**Text extract:**

Sandy Powell is already a renowned costumer designer: she was awarded the
OBE (Officer of the Order of the British Empire) in the 2011 Queen’s New Years Honours List for her services to costume design and the film industry for her work on films such as The Crying Game, Rob Roy, The End of The Affair, and The Other Boelyn Girl. She’s been nominated for an Academy Award 12 times already and won three – for Shakespeare in Love, The Aviator, and The Young Victoria – but she’s not up for one this year, she’s up for two!
Comparing her Oscar-nominated efforts for 2015, Powell said “On ‘Cinderella,’ the biggest challenge is living up to everyone’s expectations: How can you do another version that will be as iconic and not disappoint. On ‘Carol,’ the challenge was more time and money. Totally different worlds.” Different worlds, but she made her mark on both. Powell has a long history of working on period pieces, with Harvey Weinstein noting “Sandy’s great gift is her ability to make historical costumes look contemporary. She manages to be both true to the
period and modern.” Powell would agree. “Unless of course the film requires it, I’m not interested in an exact replica of the period. I look at the period, how it should be, how it could be, and then I do my own version.” And that’s how you win awards.
A costume designer thinks up the costumes – not just what a character might likely be wearing, but how that outfit could enhance the character’s personality, or reflect a time period or social status. There’s often a lot of thought to colour – indeed, colour can reflect the plot, or help us distinguish good guys from bad guys. Tone and texture help create the world a character lives in. A costume may also distort or enhance the character’s body – Julia
Roberts famously thanked a costumer for giving her cleavage in Erin Brockovich. Sandy Powell, while working on Interview with the Vampire: The Vampire Chronicles, said “It was different. Tom Cruise was lovely to me, but there were many discussions about his height in relation to Brad Pitt’s. There are always vanity concerns.”

**Directives:**
**a.** Answer these questions from the text on Sandy Powell:
(i) How many times has Powell been nominated for an Academy Award?
(ii) What does Powell say the challenge was on "Carol"?
(iii) Whose height was discussed in relation to Brad Pitt's?
**b.** Repeat the passage from the text on Sandy Powell, starting at "Comparing her Oscar-nominated" and ending at "you win awards.".

**Given entries:**
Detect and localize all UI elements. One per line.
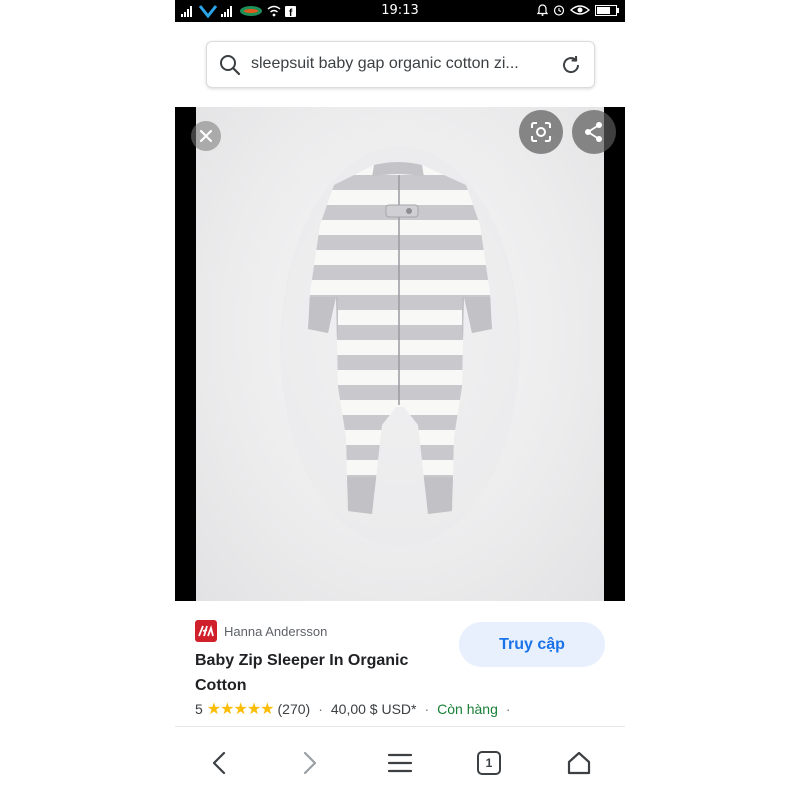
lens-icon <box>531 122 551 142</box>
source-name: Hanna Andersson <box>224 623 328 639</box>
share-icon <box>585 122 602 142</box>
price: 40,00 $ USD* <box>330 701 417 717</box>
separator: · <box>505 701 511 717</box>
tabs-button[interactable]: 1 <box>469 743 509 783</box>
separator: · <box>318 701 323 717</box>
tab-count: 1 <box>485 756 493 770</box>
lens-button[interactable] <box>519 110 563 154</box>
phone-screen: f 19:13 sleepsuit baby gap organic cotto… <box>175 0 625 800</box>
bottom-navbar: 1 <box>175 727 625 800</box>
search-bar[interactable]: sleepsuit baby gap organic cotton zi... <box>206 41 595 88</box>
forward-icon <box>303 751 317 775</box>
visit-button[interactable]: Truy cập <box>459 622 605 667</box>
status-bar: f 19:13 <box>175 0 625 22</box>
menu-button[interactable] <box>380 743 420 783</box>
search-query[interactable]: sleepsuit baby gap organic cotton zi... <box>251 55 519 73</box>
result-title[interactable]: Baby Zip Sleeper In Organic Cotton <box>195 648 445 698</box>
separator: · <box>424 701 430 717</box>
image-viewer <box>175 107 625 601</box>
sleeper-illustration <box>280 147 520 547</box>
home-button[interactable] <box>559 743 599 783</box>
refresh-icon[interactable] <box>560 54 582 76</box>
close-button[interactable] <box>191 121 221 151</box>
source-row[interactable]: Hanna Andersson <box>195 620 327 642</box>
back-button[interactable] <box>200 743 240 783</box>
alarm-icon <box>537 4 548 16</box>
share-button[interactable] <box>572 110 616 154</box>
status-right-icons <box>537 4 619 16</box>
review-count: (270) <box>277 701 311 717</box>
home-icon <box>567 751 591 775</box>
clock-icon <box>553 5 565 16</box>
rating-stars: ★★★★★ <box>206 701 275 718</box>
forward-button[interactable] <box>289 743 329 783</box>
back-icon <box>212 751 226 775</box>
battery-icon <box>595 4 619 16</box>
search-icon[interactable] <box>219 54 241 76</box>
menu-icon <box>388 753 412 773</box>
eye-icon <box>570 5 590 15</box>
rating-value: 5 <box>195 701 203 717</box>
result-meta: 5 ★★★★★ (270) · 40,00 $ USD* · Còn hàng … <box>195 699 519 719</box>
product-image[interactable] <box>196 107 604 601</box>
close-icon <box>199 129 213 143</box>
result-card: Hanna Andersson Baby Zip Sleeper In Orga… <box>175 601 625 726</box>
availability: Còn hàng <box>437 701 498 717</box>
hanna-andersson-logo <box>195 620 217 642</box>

---

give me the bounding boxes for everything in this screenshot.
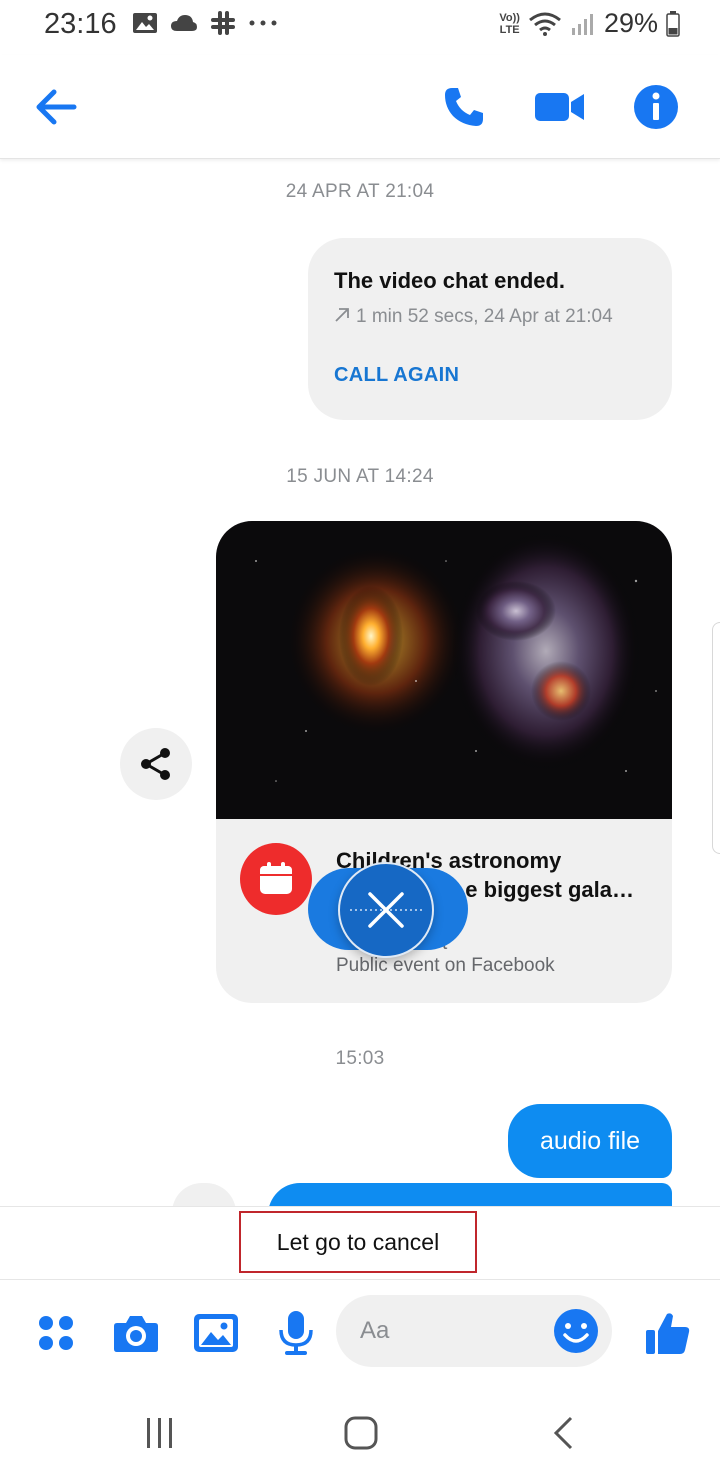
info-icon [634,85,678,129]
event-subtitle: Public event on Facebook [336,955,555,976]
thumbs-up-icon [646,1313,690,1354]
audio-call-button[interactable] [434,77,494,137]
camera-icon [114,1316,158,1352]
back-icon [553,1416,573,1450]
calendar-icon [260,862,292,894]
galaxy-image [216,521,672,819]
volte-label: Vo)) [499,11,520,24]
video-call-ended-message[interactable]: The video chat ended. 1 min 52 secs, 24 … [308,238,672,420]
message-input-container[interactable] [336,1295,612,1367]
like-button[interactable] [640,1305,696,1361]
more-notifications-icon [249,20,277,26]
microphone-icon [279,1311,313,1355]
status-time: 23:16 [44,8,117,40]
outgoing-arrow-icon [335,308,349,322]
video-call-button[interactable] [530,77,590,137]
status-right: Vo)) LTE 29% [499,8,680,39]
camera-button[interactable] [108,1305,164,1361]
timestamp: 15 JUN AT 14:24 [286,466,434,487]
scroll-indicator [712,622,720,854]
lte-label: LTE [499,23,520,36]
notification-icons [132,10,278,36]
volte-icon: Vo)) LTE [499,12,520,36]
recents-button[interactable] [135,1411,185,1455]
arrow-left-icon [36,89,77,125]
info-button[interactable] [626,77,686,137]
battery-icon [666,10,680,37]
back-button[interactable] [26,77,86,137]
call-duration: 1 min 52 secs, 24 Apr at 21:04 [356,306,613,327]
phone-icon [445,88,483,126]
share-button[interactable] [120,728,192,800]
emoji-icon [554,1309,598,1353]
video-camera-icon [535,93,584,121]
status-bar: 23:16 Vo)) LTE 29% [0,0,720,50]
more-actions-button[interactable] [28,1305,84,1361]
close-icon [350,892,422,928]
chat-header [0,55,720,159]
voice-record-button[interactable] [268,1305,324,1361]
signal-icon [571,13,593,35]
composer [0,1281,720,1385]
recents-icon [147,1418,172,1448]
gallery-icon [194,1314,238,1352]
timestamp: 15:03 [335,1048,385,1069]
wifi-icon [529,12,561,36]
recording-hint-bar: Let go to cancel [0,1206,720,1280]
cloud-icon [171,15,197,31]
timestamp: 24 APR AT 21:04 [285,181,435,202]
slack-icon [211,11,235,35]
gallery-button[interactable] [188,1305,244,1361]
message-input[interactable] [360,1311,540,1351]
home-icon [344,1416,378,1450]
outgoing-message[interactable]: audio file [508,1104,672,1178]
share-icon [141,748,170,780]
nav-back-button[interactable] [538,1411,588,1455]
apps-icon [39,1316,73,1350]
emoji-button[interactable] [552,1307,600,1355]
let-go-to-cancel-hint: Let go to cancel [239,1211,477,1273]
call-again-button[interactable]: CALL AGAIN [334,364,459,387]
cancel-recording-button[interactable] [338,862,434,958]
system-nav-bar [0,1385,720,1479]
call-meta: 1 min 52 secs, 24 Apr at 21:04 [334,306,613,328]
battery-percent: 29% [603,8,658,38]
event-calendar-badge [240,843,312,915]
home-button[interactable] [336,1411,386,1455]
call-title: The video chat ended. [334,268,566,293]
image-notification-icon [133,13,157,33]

...

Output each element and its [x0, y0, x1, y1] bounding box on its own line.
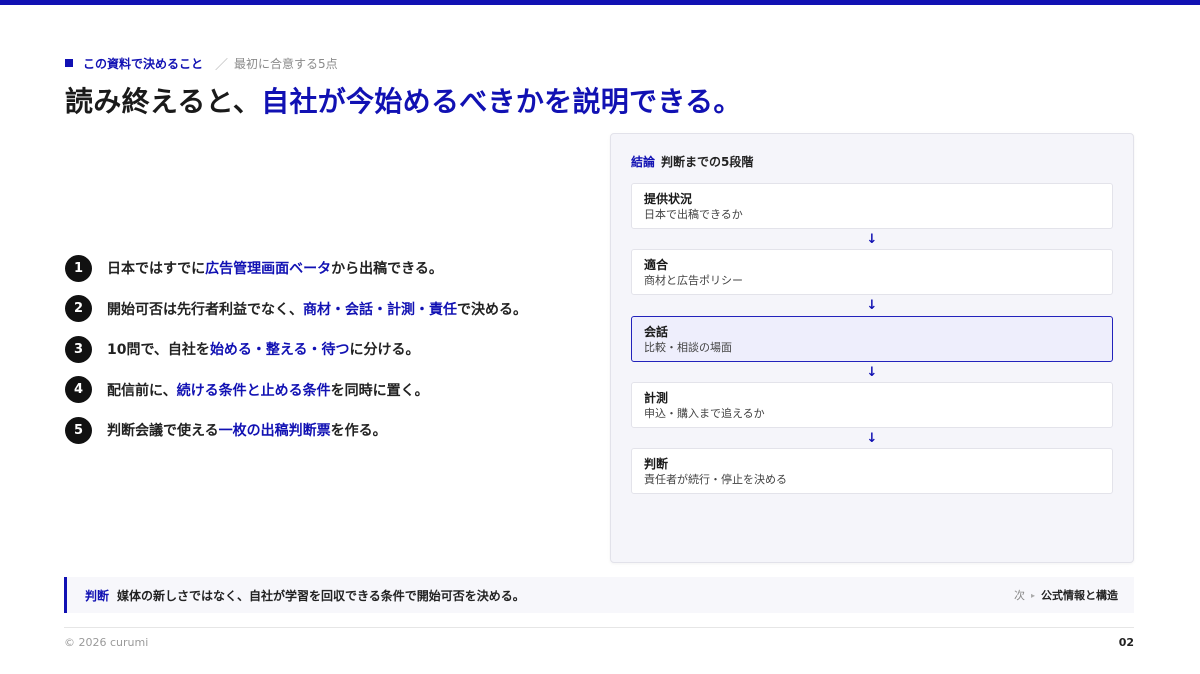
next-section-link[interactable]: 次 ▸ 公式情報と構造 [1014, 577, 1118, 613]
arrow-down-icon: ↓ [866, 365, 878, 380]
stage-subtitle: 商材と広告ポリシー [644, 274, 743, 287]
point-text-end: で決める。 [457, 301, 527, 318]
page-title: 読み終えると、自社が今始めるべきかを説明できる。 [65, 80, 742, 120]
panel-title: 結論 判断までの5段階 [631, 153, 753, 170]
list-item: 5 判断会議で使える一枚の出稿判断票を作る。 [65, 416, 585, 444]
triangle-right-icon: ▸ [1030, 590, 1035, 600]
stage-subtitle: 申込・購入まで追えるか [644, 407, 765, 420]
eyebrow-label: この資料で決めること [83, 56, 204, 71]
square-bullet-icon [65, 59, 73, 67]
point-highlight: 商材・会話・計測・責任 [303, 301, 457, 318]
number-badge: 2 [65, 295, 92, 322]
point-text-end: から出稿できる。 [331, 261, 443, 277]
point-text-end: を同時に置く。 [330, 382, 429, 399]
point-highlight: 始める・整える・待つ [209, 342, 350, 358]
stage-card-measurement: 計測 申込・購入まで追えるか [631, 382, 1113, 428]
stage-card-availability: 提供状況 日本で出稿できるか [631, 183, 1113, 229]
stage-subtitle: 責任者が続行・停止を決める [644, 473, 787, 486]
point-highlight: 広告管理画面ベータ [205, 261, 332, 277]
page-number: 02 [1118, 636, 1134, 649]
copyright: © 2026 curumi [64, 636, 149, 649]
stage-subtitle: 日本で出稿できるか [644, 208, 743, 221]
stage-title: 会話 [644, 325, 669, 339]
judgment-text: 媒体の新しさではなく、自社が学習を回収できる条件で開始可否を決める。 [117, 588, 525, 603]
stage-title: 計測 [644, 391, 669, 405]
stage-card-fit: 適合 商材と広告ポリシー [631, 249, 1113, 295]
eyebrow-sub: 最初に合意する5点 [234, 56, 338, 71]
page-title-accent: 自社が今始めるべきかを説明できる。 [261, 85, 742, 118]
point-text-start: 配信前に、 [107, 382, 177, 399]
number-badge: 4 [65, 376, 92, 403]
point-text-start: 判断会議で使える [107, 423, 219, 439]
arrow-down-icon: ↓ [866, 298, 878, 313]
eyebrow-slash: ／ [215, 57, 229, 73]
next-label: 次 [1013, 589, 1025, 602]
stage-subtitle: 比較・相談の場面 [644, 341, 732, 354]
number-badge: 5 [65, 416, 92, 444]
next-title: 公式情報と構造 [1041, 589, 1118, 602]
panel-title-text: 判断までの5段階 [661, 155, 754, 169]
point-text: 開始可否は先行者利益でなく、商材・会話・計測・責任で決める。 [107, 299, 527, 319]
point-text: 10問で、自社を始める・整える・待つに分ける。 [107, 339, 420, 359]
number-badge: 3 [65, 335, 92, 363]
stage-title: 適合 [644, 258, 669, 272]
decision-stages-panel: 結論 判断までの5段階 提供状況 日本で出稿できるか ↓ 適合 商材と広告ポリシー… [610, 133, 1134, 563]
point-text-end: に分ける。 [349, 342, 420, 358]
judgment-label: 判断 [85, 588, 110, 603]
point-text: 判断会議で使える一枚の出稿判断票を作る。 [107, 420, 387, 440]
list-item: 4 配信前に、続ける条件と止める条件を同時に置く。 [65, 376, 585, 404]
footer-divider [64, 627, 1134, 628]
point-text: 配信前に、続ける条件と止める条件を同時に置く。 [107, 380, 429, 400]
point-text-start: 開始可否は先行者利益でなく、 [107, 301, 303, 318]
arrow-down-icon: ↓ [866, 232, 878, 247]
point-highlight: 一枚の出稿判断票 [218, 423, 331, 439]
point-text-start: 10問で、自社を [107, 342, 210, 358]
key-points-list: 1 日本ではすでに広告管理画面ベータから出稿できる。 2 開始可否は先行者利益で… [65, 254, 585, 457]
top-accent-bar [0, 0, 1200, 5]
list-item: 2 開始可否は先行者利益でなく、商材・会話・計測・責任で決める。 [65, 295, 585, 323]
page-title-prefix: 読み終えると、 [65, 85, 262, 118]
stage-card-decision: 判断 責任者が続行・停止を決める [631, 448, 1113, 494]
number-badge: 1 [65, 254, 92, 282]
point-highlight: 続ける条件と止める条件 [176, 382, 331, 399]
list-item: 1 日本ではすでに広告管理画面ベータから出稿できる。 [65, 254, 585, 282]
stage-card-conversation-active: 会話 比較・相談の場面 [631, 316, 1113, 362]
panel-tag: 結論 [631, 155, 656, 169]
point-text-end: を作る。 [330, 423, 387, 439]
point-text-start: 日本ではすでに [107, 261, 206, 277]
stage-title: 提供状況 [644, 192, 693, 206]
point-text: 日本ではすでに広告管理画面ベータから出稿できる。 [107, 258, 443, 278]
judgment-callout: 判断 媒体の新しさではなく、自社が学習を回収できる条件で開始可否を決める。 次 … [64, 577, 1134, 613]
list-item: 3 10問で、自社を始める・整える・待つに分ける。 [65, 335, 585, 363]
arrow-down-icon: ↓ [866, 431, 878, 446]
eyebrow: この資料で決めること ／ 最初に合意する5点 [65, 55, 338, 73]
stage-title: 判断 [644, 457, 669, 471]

**Correct answers:**
**a.**
(i) 12 times
(ii) More time and money
(iii) Tom Cruise's

**b.**
Comparing her Oscar-nominated efforts for 2015, Powell said “On ‘Cinderella,’ the biggest challenge is living up to everyone’s expectations: How can you do another version that will be as iconic and not disappoint. On ‘Carol,’ the challenge was more time and money. Totally different worlds.” Different worlds, but she made her mark on both. Powell has a long history of working on period pieces, with Harvey Weinstein noting “Sandy’s great gift is her ability to make historical costumes look contemporary. She manages to be both true to the
period and modern.” Powell would agree. “Unless of course the film requires it, I’m not interested in an exact replica of the period. I look at the period, how it should be, how it could be, and then I do my own version.” And that’s how you win awards.